TASK DETAILS
Every line of the data that contains the string "curvy" must be copied.
+++ DATASET ROWS +++
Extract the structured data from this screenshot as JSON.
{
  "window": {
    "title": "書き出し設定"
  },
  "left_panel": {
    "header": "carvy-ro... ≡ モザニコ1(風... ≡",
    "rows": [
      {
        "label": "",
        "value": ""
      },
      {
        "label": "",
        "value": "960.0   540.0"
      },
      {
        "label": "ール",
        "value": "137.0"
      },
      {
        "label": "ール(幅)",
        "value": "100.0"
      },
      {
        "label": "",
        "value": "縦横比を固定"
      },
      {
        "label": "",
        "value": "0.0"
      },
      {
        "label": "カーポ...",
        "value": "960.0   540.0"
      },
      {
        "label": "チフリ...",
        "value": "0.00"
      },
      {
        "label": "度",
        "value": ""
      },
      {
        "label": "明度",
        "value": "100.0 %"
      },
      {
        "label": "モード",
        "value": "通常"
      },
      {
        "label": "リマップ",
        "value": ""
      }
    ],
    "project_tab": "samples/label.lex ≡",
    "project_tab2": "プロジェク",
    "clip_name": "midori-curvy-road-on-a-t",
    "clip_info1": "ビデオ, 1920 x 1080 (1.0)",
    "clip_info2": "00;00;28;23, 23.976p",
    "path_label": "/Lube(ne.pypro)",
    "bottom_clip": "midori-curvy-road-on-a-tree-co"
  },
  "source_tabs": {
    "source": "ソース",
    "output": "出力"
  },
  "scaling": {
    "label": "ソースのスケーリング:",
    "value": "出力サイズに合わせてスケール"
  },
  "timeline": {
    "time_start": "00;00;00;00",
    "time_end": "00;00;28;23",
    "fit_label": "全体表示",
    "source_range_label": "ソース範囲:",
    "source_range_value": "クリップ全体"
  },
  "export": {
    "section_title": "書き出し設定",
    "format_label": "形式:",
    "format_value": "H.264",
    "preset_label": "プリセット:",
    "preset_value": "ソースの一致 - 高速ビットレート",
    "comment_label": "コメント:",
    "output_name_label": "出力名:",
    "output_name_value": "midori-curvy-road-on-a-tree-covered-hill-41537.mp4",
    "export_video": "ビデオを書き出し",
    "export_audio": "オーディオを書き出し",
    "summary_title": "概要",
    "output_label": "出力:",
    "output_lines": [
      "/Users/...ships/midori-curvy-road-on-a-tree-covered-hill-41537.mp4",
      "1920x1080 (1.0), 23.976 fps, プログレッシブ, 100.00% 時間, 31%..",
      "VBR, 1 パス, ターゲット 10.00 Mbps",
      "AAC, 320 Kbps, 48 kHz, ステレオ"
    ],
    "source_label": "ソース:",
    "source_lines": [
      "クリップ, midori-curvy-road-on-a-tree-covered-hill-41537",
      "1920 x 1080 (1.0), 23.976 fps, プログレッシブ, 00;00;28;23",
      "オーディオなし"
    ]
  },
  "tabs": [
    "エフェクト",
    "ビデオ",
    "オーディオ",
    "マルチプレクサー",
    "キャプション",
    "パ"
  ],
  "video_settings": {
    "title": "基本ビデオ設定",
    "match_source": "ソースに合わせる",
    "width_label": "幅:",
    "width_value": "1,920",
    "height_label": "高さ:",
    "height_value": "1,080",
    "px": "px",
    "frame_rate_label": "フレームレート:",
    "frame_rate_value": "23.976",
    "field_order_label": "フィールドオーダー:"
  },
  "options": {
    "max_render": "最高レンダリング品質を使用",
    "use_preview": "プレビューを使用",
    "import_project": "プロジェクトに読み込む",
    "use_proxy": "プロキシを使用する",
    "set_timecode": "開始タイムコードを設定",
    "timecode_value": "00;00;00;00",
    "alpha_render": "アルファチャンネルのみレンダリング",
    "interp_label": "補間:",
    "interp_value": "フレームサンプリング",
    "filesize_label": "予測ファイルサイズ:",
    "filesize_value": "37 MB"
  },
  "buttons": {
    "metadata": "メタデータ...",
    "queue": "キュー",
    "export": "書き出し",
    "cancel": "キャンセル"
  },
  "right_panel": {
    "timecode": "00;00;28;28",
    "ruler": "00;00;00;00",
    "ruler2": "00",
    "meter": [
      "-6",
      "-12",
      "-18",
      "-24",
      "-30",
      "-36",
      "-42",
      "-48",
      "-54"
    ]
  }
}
+++
ANSWER
    "clip_name": "midori-curvy-road-on-a-t",
    "bottom_clip": "midori-curvy-road-on-a-tree-co"
    "output_name_value": "midori-curvy-road-on-a-tree-covered-hill-41537.mp4",
      "/Users/...ships/midori-curvy-road-on-a-tree-covered-hill-41537.mp4",
      "クリップ, midori-curvy-road-on-a-tree-covered-hill-41537",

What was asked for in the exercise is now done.